* _Work to be completed_
Write out the lines from the line containing "OCR this image." through the final line of the listing below, exactly, omitting every other line.

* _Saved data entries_
○ ○ ○

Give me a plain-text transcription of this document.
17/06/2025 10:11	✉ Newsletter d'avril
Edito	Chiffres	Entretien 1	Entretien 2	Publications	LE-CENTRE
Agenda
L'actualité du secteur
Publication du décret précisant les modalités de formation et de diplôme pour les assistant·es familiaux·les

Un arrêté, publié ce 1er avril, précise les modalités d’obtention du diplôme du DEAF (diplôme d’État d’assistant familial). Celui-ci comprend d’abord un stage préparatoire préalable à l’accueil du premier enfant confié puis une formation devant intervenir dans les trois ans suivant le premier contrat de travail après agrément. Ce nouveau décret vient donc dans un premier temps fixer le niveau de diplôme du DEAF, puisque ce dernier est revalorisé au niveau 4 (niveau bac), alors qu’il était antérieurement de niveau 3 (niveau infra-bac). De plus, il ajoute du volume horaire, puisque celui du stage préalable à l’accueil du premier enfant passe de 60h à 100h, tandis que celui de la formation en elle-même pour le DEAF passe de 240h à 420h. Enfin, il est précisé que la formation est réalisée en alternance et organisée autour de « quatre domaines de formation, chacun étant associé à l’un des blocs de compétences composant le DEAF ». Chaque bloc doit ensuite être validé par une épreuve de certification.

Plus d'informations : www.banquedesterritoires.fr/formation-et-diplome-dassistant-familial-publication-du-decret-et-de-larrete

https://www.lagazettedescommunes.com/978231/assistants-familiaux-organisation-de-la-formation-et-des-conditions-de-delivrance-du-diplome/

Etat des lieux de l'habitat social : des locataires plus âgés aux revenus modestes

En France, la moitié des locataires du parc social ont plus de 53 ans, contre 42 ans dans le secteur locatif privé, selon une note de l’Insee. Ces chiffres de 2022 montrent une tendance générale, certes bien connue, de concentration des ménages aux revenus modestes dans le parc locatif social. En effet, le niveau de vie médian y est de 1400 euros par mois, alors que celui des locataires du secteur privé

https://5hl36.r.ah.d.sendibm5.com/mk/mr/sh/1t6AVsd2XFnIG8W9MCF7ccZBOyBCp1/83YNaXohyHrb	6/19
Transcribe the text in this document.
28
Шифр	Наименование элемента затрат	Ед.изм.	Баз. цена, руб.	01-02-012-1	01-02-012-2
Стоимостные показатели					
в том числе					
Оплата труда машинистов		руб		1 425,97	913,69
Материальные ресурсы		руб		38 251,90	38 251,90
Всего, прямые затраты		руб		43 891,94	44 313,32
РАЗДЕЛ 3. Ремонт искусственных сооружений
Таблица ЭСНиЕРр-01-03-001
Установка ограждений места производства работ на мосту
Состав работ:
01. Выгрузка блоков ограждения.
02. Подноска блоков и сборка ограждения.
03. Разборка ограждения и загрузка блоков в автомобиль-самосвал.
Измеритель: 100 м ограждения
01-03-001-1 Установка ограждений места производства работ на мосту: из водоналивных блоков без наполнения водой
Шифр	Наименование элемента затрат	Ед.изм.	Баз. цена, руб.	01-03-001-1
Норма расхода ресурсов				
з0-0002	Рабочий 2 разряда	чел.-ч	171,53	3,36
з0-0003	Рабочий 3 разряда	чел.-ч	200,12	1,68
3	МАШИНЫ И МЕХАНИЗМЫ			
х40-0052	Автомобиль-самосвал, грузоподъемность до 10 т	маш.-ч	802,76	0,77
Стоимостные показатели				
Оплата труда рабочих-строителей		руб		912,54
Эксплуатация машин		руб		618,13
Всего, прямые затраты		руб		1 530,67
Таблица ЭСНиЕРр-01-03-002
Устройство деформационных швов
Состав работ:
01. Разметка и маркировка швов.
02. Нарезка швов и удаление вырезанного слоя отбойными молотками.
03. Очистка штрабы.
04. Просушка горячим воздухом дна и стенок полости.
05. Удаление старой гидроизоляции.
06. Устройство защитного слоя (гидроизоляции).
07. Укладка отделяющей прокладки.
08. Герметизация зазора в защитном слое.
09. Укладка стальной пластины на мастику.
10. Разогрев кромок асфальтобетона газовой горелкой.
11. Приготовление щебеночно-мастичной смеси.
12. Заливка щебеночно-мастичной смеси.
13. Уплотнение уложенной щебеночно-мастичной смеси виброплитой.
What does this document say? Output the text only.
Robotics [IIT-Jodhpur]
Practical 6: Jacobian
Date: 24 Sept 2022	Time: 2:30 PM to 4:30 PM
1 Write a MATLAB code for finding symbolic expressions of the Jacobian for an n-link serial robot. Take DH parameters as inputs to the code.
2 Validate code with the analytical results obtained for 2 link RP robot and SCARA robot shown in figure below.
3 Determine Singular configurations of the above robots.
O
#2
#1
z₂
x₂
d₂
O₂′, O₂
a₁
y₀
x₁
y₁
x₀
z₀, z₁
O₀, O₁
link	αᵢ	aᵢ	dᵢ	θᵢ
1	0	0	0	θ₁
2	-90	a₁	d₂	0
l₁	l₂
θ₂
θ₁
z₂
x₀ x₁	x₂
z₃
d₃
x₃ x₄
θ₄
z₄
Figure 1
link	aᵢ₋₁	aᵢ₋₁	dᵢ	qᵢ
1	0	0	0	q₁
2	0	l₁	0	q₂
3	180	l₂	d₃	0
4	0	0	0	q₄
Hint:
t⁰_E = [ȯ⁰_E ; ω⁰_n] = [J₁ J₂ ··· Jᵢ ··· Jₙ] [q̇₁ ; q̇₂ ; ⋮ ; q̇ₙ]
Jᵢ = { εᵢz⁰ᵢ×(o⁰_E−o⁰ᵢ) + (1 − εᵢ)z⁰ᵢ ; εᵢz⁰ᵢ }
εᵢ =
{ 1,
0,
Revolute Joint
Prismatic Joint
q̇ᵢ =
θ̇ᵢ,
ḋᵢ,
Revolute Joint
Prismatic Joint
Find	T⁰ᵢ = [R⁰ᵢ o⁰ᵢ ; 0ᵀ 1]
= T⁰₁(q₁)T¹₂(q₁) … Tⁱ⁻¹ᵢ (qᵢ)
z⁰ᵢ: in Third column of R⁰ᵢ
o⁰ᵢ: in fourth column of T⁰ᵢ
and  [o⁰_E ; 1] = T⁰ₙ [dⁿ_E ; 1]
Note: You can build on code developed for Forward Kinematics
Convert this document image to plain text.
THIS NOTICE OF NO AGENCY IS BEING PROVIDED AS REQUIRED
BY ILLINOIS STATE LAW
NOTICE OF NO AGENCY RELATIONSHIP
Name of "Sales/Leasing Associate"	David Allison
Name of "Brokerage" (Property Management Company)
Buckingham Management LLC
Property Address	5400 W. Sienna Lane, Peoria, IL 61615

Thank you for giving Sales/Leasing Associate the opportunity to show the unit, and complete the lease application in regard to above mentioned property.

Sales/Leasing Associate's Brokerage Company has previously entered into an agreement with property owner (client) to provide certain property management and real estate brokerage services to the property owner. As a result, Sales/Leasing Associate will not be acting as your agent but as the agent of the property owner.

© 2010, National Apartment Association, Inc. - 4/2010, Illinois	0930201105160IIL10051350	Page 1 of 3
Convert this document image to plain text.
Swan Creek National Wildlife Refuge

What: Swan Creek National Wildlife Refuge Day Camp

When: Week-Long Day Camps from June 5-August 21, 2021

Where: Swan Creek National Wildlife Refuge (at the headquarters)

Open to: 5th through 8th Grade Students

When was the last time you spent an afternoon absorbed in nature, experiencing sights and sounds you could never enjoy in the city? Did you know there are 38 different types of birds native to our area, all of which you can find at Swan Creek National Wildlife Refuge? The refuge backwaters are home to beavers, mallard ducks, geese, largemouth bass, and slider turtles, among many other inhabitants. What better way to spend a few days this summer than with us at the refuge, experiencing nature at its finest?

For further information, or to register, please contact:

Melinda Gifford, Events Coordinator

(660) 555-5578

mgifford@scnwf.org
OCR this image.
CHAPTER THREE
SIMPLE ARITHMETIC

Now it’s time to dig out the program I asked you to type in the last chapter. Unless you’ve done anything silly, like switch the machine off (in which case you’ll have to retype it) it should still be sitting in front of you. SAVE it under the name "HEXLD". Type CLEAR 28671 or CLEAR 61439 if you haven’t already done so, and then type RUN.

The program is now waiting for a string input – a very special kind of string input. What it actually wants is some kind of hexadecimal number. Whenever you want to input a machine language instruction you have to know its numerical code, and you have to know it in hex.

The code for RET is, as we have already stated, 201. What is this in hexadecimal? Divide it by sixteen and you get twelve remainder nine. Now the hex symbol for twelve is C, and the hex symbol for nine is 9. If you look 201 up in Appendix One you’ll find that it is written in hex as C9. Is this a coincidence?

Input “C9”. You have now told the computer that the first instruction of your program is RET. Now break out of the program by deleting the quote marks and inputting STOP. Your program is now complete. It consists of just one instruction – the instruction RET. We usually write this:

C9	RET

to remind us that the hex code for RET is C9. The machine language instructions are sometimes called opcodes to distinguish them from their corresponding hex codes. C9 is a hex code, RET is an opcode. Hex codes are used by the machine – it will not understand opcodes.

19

○ ○ ○

* _The solution_
OCR this image.
CHAPTER THREE
SIMPLE ARITHMETIC

Now it’s time to dig out the program I asked you to type in the last chapter. Unless you’ve done anything silly, like switch the machine off (in which case you’ll have to retype it) it should still be sitting in front of you. SAVE it under the name "HEXLD". Type CLEAR 28671 or CLEAR 61439 if you haven’t already done so, and then type RUN.

The program is now waiting for a string input – a very special kind of string input. What it actually wants is some kind of hexadecimal number. Whenever you want to input a machine language instruction you have to know its numerical code, and you have to know it in hex.

The code for RET is, as we have already stated, 201. What is this in hexadecimal? Divide it by sixteen and you get twelve remainder nine. Now the hex symbol for twelve is C, and the hex symbol for nine is 9. If you look 201 up in Appendix One you’ll find that it is written in hex as C9. Is this a coincidence?

Input “C9”. You have now told the computer that the first instruction of your program is RET. Now break out of the program by deleting the quote marks and inputting STOP. Your program is now complete. It consists of just one instruction – the instruction RET. We usually write this:

C9	RET

to remind us that the hex code for RET is C9. The machine language instructions are sometimes called opcodes to distinguish them from their corresponding hex codes. C9 is a hex code, RET is an opcode. Hex codes are used by the machine – it will not understand opcodes.

19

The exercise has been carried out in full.